▸ THE DATA
──────────────────────────────
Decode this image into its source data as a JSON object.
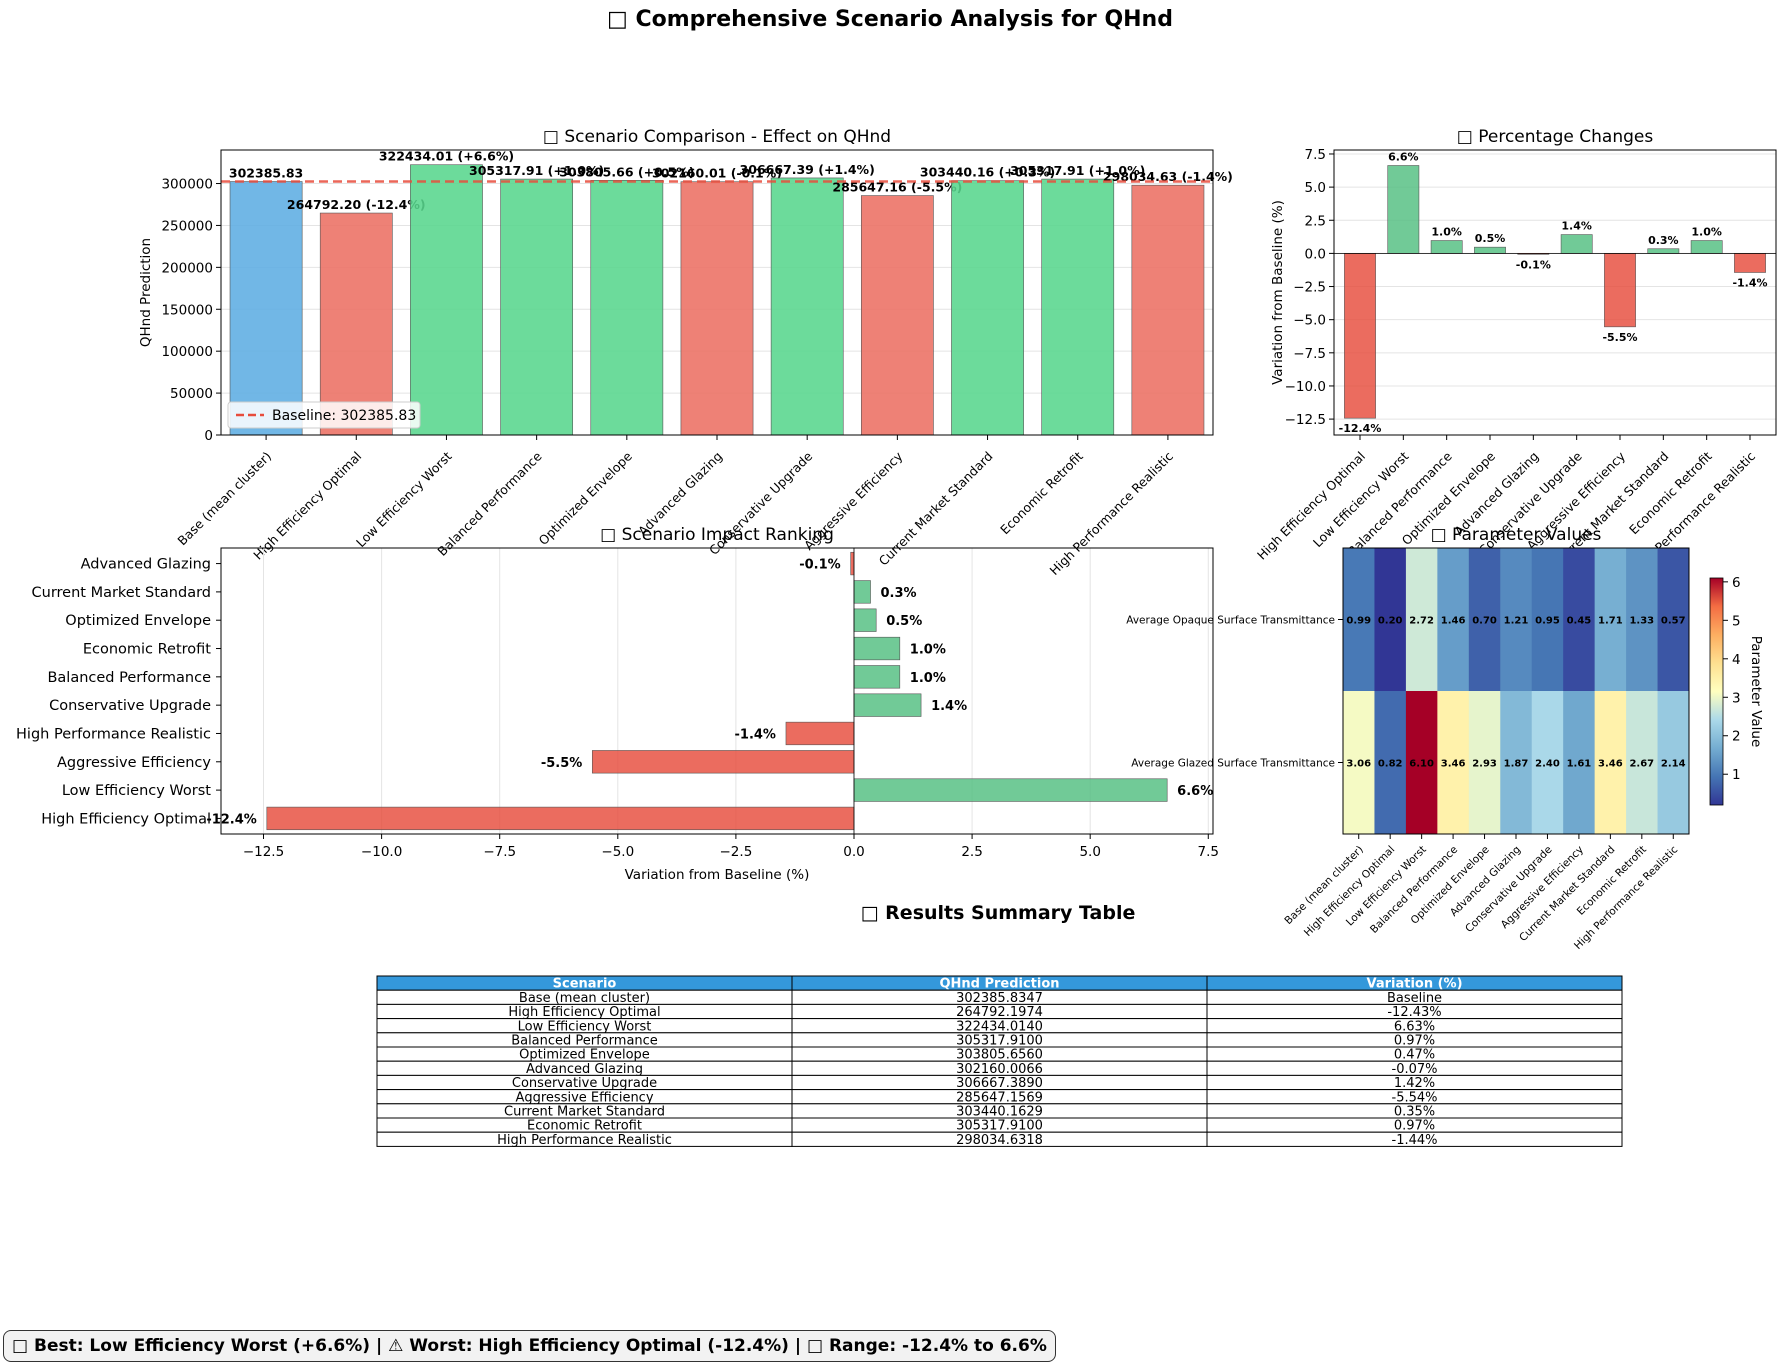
{
  "page": {
    "title": "□ Comprehensive Scenario Analysis for QHnd",
    "summary": "□ Best: Low Efficiency Worst (+6.6%) | ⚠ Worst: High Efficiency Optimal (-12.4%) | □ Range: -12.4% to 6.6%",
    "table_title": "□ Results Summary Table"
  },
  "colors": {
    "baseline": "#5DADE2",
    "positive": "#58D68D",
    "negative": "#EC7063",
    "pct_positive": "#52BE80",
    "pct_negative": "#E74C3C",
    "baseline_line": "#E74C3C",
    "table_header": "#3498DB"
  },
  "chart_data": [
    {
      "id": "comparison",
      "type": "bar",
      "title": "□ Scenario Comparison - Effect on QHnd",
      "xlabel": "",
      "ylabel": "QHnd Prediction",
      "ylim": [
        0,
        340000
      ],
      "yticks": [
        0,
        50000,
        100000,
        150000,
        200000,
        250000,
        300000
      ],
      "grid": "y",
      "legend": "Baseline: 302385.83",
      "legend_position": "lower-left",
      "baseline": 302385.83,
      "categories": [
        "Base (mean cluster)",
        "High Efficiency Optimal",
        "Low Efficiency Worst",
        "Balanced Performance",
        "Optimized Envelope",
        "Advanced Glazing",
        "Conservative Upgrade",
        "Aggressive Efficiency",
        "Current Market Standard",
        "Economic Retrofit",
        "High Performance Realistic"
      ],
      "values": [
        302385.83,
        264792.2,
        322434.01,
        305317.91,
        303805.66,
        302160.01,
        306667.39,
        285647.16,
        303440.16,
        305317.91,
        298034.63
      ],
      "labels": [
        "302385.83",
        "264792.20 (-12.4%)",
        "322434.01 (+6.6%)",
        "305317.91 (+1.0%)",
        "303805.66 (+0.5%)",
        "302160.01 (-0.1%)",
        "306667.39 (+1.4%)",
        "285647.16 (-5.5%)",
        "303440.16 (+0.3%)",
        "305317.91 (+1.0%)",
        "298034.63 (-1.4%)"
      ]
    },
    {
      "id": "percent",
      "type": "bar",
      "title": "□ Percentage Changes",
      "xlabel": "",
      "ylabel": "Variation from Baseline (%)",
      "ylim": [
        -13.7,
        7.8
      ],
      "yticks": [
        -12.5,
        -10.0,
        -7.5,
        -5.0,
        -2.5,
        0.0,
        2.5,
        5.0,
        7.5
      ],
      "ytick_labels": [
        "−12.5",
        "−10.0",
        "−7.5",
        "−5.0",
        "−2.5",
        "0.0",
        "2.5",
        "5.0",
        "7.5"
      ],
      "grid": "y",
      "categories": [
        "High Efficiency Optimal",
        "Low Efficiency Worst",
        "Balanced Performance",
        "Optimized Envelope",
        "Advanced Glazing",
        "Conservative Upgrade",
        "Aggressive Efficiency",
        "Current Market Standard",
        "Economic Retrofit",
        "High Performance Realistic"
      ],
      "values": [
        -12.43,
        6.63,
        0.97,
        0.47,
        -0.07,
        1.42,
        -5.54,
        0.35,
        0.97,
        -1.44
      ],
      "labels": [
        "-12.4%",
        "6.6%",
        "1.0%",
        "0.5%",
        "-0.1%",
        "1.4%",
        "-5.5%",
        "0.3%",
        "1.0%",
        "-1.4%"
      ]
    },
    {
      "id": "ranking",
      "type": "bar",
      "orientation": "horizontal",
      "title": "□ Scenario Impact Ranking",
      "xlabel": "Variation from Baseline (%)",
      "ylabel": "",
      "xlim": [
        -13.4,
        7.6
      ],
      "xticks": [
        -12.5,
        -10.0,
        -7.5,
        -5.0,
        -2.5,
        0.0,
        2.5,
        5.0,
        7.5
      ],
      "xtick_labels": [
        "−12.5",
        "−10.0",
        "−7.5",
        "−5.0",
        "−2.5",
        "0.0",
        "2.5",
        "5.0",
        "7.5"
      ],
      "grid": "x",
      "categories": [
        "Advanced Glazing",
        "Current Market Standard",
        "Optimized Envelope",
        "Economic Retrofit",
        "Balanced Performance",
        "Conservative Upgrade",
        "High Performance Realistic",
        "Aggressive Efficiency",
        "Low Efficiency Worst",
        "High Efficiency Optimal"
      ],
      "values": [
        -0.07,
        0.35,
        0.47,
        0.97,
        0.97,
        1.42,
        -1.44,
        -5.54,
        6.63,
        -12.43
      ],
      "labels": [
        "-0.1%",
        "0.3%",
        "0.5%",
        "1.0%",
        "1.0%",
        "1.4%",
        "-1.4%",
        "-5.5%",
        "6.6%",
        "-12.4%"
      ]
    },
    {
      "id": "heatmap",
      "type": "heatmap",
      "title": "□ Parameter Values",
      "colorbar_label": "Parameter Value",
      "colorbar_range": [
        0.2,
        6.1
      ],
      "colorbar_ticks": [
        1,
        2,
        3,
        4,
        5,
        6
      ],
      "rows": [
        "Average Opaque Surface Transmittance",
        "Average Glazed Surface Transmittance"
      ],
      "columns": [
        "Base (mean cluster)",
        "High Efficiency Optimal",
        "Low Efficiency Worst",
        "Balanced Performance",
        "Optimized Envelope",
        "Advanced Glazing",
        "Conservative Upgrade",
        "Aggressive Efficiency",
        "Current Market Standard",
        "Economic Retrofit",
        "High Performance Realistic"
      ],
      "values": [
        [
          0.99,
          0.2,
          2.72,
          1.46,
          0.7,
          1.21,
          0.95,
          0.45,
          1.71,
          1.33,
          0.57
        ],
        [
          3.06,
          0.82,
          6.1,
          3.46,
          2.93,
          1.87,
          2.4,
          1.61,
          3.46,
          2.67,
          2.14
        ]
      ],
      "labels": [
        [
          "0.99",
          "0.20",
          "2.72",
          "1.46",
          "0.70",
          "1.21",
          "0.95",
          "0.45",
          "1.71",
          "1.33",
          "0.57"
        ],
        [
          "3.06",
          "0.82",
          "6.10",
          "3.46",
          "2.93",
          "1.87",
          "2.40",
          "1.61",
          "3.46",
          "2.67",
          "2.14"
        ]
      ]
    },
    {
      "id": "summary_table",
      "type": "table",
      "columns": [
        "Scenario",
        "QHnd Prediction",
        "Variation (%)"
      ],
      "rows": [
        [
          "Base (mean cluster)",
          "302385.8347",
          "Baseline"
        ],
        [
          "High Efficiency Optimal",
          "264792.1974",
          "-12.43%"
        ],
        [
          "Low Efficiency Worst",
          "322434.0140",
          "6.63%"
        ],
        [
          "Balanced Performance",
          "305317.9100",
          "0.97%"
        ],
        [
          "Optimized Envelope",
          "303805.6560",
          "0.47%"
        ],
        [
          "Advanced Glazing",
          "302160.0066",
          "-0.07%"
        ],
        [
          "Conservative Upgrade",
          "306667.3890",
          "1.42%"
        ],
        [
          "Aggressive Efficiency",
          "285647.1569",
          "-5.54%"
        ],
        [
          "Current Market Standard",
          "303440.1629",
          "0.35%"
        ],
        [
          "Economic Retrofit",
          "305317.9100",
          "0.97%"
        ],
        [
          "High Performance Realistic",
          "298034.6318",
          "-1.44%"
        ]
      ]
    }
  ]
}
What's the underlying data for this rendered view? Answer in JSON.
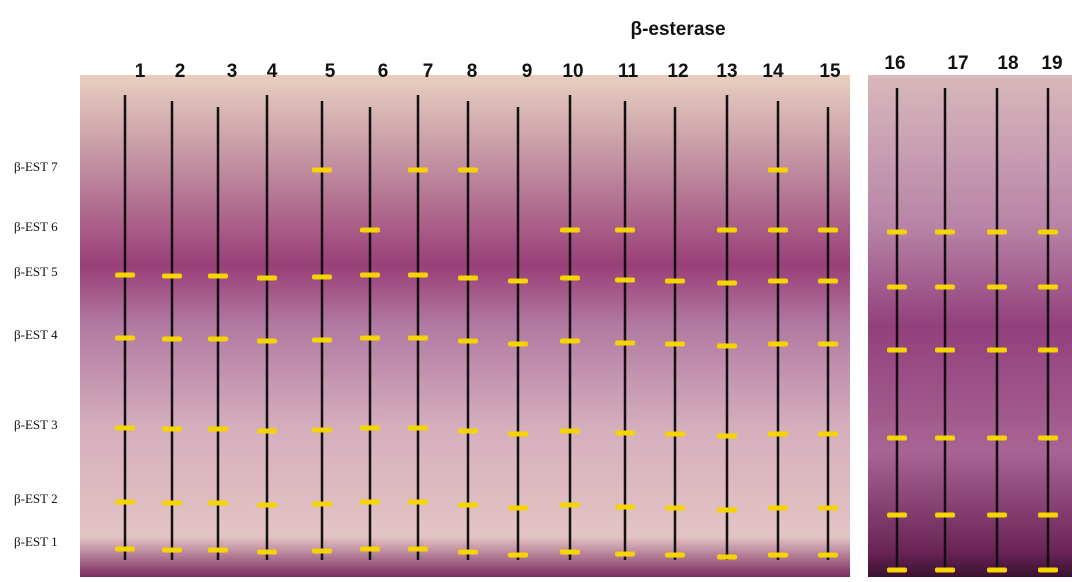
──────────────────────────────
▸ DIRECTION
Repeat the records above exactly, omitting every picture.

▸ RESULT BELOW
Decode this image into its source data as a JSON object.
{
  "page": {
    "title": "□ Comprehensive Scenario Analysis for QHnd",
    "summary": "□ Best: Low Efficiency Worst (+6.6%) | ⚠ Worst: High Efficiency Optimal (-12.4%) | □ Range: -12.4% to 6.6%",
    "table_title": "□ Results Summary Table"
  },
  "colors": {
    "baseline": "#5DADE2",
    "positive": "#58D68D",
    "negative": "#EC7063",
    "pct_positive": "#52BE80",
    "pct_negative": "#E74C3C",
    "baseline_line": "#E74C3C",
    "table_header": "#3498DB"
  },
  "chart_data": [
    {
      "id": "comparison",
      "type": "bar",
      "title": "□ Scenario Comparison - Effect on QHnd",
      "xlabel": "",
      "ylabel": "QHnd Prediction",
      "ylim": [
        0,
        340000
      ],
      "yticks": [
        0,
        50000,
        100000,
        150000,
        200000,
        250000,
        300000
      ],
      "grid": "y",
      "legend": "Baseline: 302385.83",
      "legend_position": "lower-left",
      "baseline": 302385.83,
      "categories": [
        "Base (mean cluster)",
        "High Efficiency Optimal",
        "Low Efficiency Worst",
        "Balanced Performance",
        "Optimized Envelope",
        "Advanced Glazing",
        "Conservative Upgrade",
        "Aggressive Efficiency",
        "Current Market Standard",
        "Economic Retrofit",
        "High Performance Realistic"
      ],
      "values": [
        302385.83,
        264792.2,
        322434.01,
        305317.91,
        303805.66,
        302160.01,
        306667.39,
        285647.16,
        303440.16,
        305317.91,
        298034.63
      ],
      "labels": [
        "302385.83",
        "264792.20 (-12.4%)",
        "322434.01 (+6.6%)",
        "305317.91 (+1.0%)",
        "303805.66 (+0.5%)",
        "302160.01 (-0.1%)",
        "306667.39 (+1.4%)",
        "285647.16 (-5.5%)",
        "303440.16 (+0.3%)",
        "305317.91 (+1.0%)",
        "298034.63 (-1.4%)"
      ]
    },
    {
      "id": "percent",
      "type": "bar",
      "title": "□ Percentage Changes",
      "xlabel": "",
      "ylabel": "Variation from Baseline (%)",
      "ylim": [
        -13.7,
        7.8
      ],
      "yticks": [
        -12.5,
        -10.0,
        -7.5,
        -5.0,
        -2.5,
        0.0,
        2.5,
        5.0,
        7.5
      ],
      "ytick_labels": [
        "−12.5",
        "−10.0",
        "−7.5",
        "−5.0",
        "−2.5",
        "0.0",
        "2.5",
        "5.0",
        "7.5"
      ],
      "grid": "y",
      "categories": [
        "High Efficiency Optimal",
        "Low Efficiency Worst",
        "Balanced Performance",
        "Optimized Envelope",
        "Advanced Glazing",
        "Conservative Upgrade",
        "Aggressive Efficiency",
        "Current Market Standard",
        "Economic Retrofit",
        "High Performance Realistic"
      ],
      "values": [
        -12.43,
        6.63,
        0.97,
        0.47,
        -0.07,
        1.42,
        -5.54,
        0.35,
        0.97,
        -1.44
      ],
      "labels": [
        "-12.4%",
        "6.6%",
        "1.0%",
        "0.5%",
        "-0.1%",
        "1.4%",
        "-5.5%",
        "0.3%",
        "1.0%",
        "-1.4%"
      ]
    },
    {
      "id": "ranking",
      "type": "bar",
      "orientation": "horizontal",
      "title": "□ Scenario Impact Ranking",
      "xlabel": "Variation from Baseline (%)",
      "ylabel": "",
      "xlim": [
        -13.4,
        7.6
      ],
      "xticks": [
        -12.5,
        -10.0,
        -7.5,
        -5.0,
        -2.5,
        0.0,
        2.5,
        5.0,
        7.5
      ],
      "xtick_labels": [
        "−12.5",
        "−10.0",
        "−7.5",
        "−5.0",
        "−2.5",
        "0.0",
        "2.5",
        "5.0",
        "7.5"
      ],
      "grid": "x",
      "categories": [
        "Advanced Glazing",
        "Current Market Standard",
        "Optimized Envelope",
        "Economic Retrofit",
        "Balanced Performance",
        "Conservative Upgrade",
        "High Performance Realistic",
        "Aggressive Efficiency",
        "Low Efficiency Worst",
        "High Efficiency Optimal"
      ],
      "values": [
        -0.07,
        0.35,
        0.47,
        0.97,
        0.97,
        1.42,
        -1.44,
        -5.54,
        6.63,
        -12.43
      ],
      "labels": [
        "-0.1%",
        "0.3%",
        "0.5%",
        "1.0%",
        "1.0%",
        "1.4%",
        "-1.4%",
        "-5.5%",
        "6.6%",
        "-12.4%"
      ]
    },
    {
      "id": "heatmap",
      "type": "heatmap",
      "title": "□ Parameter Values",
      "colorbar_label": "Parameter Value",
      "colorbar_range": [
        0.2,
        6.1
      ],
      "colorbar_ticks": [
        1,
        2,
        3,
        4,
        5,
        6
      ],
      "rows": [
        "Average Opaque Surface Transmittance",
        "Average Glazed Surface Transmittance"
      ],
      "columns": [
        "Base (mean cluster)",
        "High Efficiency Optimal",
        "Low Efficiency Worst",
        "Balanced Performance",
        "Optimized Envelope",
        "Advanced Glazing",
        "Conservative Upgrade",
        "Aggressive Efficiency",
        "Current Market Standard",
        "Economic Retrofit",
        "High Performance Realistic"
      ],
      "values": [
        [
          0.99,
          0.2,
          2.72,
          1.46,
          0.7,
          1.21,
          0.95,
          0.45,
          1.71,
          1.33,
          0.57
        ],
        [
          3.06,
          0.82,
          6.1,
          3.46,
          2.93,
          1.87,
          2.4,
          1.61,
          3.46,
          2.67,
          2.14
        ]
      ],
      "labels": [
        [
          "0.99",
          "0.20",
          "2.72",
          "1.46",
          "0.70",
          "1.21",
          "0.95",
          "0.45",
          "1.71",
          "1.33",
          "0.57"
        ],
        [
          "3.06",
          "0.82",
          "6.10",
          "3.46",
          "2.93",
          "1.87",
          "2.40",
          "1.61",
          "3.46",
          "2.67",
          "2.14"
        ]
      ]
    },
    {
      "id": "summary_table",
      "type": "table",
      "columns": [
        "Scenario",
        "QHnd Prediction",
        "Variation (%)"
      ],
      "rows": [
        [
          "Base (mean cluster)",
          "302385.8347",
          "Baseline"
        ],
        [
          "High Efficiency Optimal",
          "264792.1974",
          "-12.43%"
        ],
        [
          "Low Efficiency Worst",
          "322434.0140",
          "6.63%"
        ],
        [
          "Balanced Performance",
          "305317.9100",
          "0.97%"
        ],
        [
          "Optimized Envelope",
          "303805.6560",
          "0.47%"
        ],
        [
          "Advanced Glazing",
          "302160.0066",
          "-0.07%"
        ],
        [
          "Conservative Upgrade",
          "306667.3890",
          "1.42%"
        ],
        [
          "Aggressive Efficiency",
          "285647.1569",
          "-5.54%"
        ],
        [
          "Current Market Standard",
          "303440.1629",
          "0.35%"
        ],
        [
          "Economic Retrofit",
          "305317.9100",
          "0.97%"
        ],
        [
          "High Performance Realistic",
          "298034.6318",
          "-1.44%"
        ]
      ]
    }
  ]
}
What's the underlying data for this rendered view? Answer in JSON.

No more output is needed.